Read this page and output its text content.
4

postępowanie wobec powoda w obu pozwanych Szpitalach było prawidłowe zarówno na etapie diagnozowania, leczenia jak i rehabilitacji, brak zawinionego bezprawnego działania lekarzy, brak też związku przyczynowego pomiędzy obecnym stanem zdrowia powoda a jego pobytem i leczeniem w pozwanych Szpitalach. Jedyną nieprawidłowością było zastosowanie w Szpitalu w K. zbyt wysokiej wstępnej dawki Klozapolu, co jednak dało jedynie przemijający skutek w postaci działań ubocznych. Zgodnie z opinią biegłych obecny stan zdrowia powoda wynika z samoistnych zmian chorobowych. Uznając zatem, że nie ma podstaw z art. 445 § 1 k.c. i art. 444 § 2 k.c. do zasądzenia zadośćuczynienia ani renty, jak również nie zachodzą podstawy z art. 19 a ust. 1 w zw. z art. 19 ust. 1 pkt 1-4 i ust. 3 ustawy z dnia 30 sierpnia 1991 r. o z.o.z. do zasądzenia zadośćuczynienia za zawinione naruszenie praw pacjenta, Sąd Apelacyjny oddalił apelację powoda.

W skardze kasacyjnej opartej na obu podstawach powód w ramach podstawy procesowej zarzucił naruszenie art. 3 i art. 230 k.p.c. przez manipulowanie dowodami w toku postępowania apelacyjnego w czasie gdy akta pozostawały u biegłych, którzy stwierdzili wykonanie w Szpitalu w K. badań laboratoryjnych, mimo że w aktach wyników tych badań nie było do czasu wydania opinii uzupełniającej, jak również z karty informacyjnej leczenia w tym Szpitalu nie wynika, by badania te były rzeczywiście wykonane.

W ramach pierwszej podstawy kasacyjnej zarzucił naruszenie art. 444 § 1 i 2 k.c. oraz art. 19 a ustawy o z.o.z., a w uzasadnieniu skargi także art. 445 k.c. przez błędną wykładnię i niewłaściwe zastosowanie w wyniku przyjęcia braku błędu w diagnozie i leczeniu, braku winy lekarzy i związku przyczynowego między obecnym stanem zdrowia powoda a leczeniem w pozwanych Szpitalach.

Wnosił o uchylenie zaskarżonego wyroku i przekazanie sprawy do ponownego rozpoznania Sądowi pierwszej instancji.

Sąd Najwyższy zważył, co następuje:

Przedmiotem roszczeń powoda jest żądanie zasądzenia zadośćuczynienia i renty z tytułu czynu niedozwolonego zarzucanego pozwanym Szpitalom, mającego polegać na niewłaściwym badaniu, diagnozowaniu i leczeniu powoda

..........

__What you have to do__: Out of the material above, select every line that holds the string "pierwszej".

__Result__:
W ramach pierwszej podstawy kasacyjnej zarzucił naruszenie art. 444 § 1 i 2 k.c. oraz art. 19 a ustawy o z.o.z., a w uzasadnieniu skargi także art. 445 k.c. przez błędną wykładnię i niewłaściwe zastosowanie w wyniku przyjęcia braku błędu w diagnozie i leczeniu, braku winy lekarzy i związku przyczynowego między obecnym stanem zdrowia powoda a leczeniem w pozwanych Szpitalach.
Wnosił o uchylenie zaskarżonego wyroku i przekazanie sprawy do ponownego rozpoznania Sądowi pierwszej instancji.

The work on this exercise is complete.